It all began with pomegranates. As a child, Yasmin Khan would cling to her mother’s knees as she got ready to leave for work.  The tears only stopped when her mum explained that she needed to earn enough money to buy her daughter pomegrantes.  ‘I practically pushed her out of the door when I heard that’, recalls Khan. It was an obsession further nutured during holidays to her grandparent’s farm in the Gilan province of Iran where she picked the pulpy fruit fresh from the trees – listening to the ‘ruby seeds pop and crunch beneath my fingers.’

Two years ago Croydon-born Khan decided to take a break from her career as a human rights campaigner and revisit her childhood passion. Armed with a bottle of pomegranate molasses and a notepad, she embarked on a 3,000 kilometre journey around her mother’s vast homeland. Travelling from the mountains of Tabriz to the cafes of Tehran, and ending at the tropical fishing ports of the Persian Gulf, she visited tea-houses, chocolatiers and, of course, pomegrante orchards.  The result is The Saffron Tales – a collection of contemporary re-workings of classic Iranian recipes, many of which reflect her own move towards vegetarian cooking.

Your goal - Continue the piece on Yasmin Khan and The Saffron Tales, picking up after its last sentence.

Dataset entries -
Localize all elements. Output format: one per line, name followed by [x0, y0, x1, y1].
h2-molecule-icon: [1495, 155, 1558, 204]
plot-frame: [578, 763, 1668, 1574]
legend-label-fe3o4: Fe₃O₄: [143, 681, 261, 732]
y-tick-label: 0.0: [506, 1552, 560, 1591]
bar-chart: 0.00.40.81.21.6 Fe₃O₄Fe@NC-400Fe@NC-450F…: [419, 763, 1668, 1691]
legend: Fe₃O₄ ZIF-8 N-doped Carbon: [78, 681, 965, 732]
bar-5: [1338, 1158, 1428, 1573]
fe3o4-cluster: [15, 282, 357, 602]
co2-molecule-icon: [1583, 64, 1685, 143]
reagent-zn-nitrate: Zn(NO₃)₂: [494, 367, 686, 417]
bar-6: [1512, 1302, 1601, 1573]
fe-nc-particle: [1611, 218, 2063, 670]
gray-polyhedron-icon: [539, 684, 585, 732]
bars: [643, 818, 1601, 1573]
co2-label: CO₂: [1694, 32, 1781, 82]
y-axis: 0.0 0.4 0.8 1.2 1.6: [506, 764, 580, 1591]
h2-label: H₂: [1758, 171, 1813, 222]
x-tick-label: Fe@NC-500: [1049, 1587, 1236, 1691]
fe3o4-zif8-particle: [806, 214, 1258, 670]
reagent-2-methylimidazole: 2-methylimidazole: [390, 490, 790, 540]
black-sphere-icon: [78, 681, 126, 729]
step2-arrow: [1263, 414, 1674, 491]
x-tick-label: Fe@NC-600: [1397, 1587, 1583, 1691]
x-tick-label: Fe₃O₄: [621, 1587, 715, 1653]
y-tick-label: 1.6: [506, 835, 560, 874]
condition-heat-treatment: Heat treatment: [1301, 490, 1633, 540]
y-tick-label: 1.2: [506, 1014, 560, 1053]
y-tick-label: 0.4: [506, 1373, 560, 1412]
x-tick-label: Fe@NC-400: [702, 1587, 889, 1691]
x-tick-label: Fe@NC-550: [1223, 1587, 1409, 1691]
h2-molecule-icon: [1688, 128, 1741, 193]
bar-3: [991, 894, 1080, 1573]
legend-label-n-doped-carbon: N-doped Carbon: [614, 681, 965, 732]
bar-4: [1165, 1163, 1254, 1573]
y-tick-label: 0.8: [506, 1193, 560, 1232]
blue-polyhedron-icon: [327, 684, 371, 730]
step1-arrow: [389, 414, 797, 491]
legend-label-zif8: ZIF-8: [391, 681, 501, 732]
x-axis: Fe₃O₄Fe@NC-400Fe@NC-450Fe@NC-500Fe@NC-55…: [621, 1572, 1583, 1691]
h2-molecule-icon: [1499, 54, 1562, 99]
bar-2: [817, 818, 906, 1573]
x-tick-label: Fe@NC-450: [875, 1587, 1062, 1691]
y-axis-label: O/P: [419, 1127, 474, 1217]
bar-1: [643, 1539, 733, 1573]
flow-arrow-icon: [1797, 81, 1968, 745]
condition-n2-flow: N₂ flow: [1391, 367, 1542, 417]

Result of the exercise -
 Meeting at The Good Egg, a popular cafe on Stoke Newington Church Street, Khan scans the hipster menu with a quizzical eye. ‘I’m excited to show modern Iran, and explain its story through its food and people,’ she says about her book. ‘There’s more to Iran than what happened in 1979.’  A cook who prefers to talk about Iranian rather than Persian cuisine, Khan doesn’t feel the need to romanticise or westernise her gastronomic roots. Instead her recipes reflect the kind of meals that ordinary Iranians might enjoy every night of the week, in city apartments and on seafront terraces.  Included at the end of the book are more elaborate menus for New Year and Thanksgiving feasts, as is a useful index of diary and gluten-free dishes.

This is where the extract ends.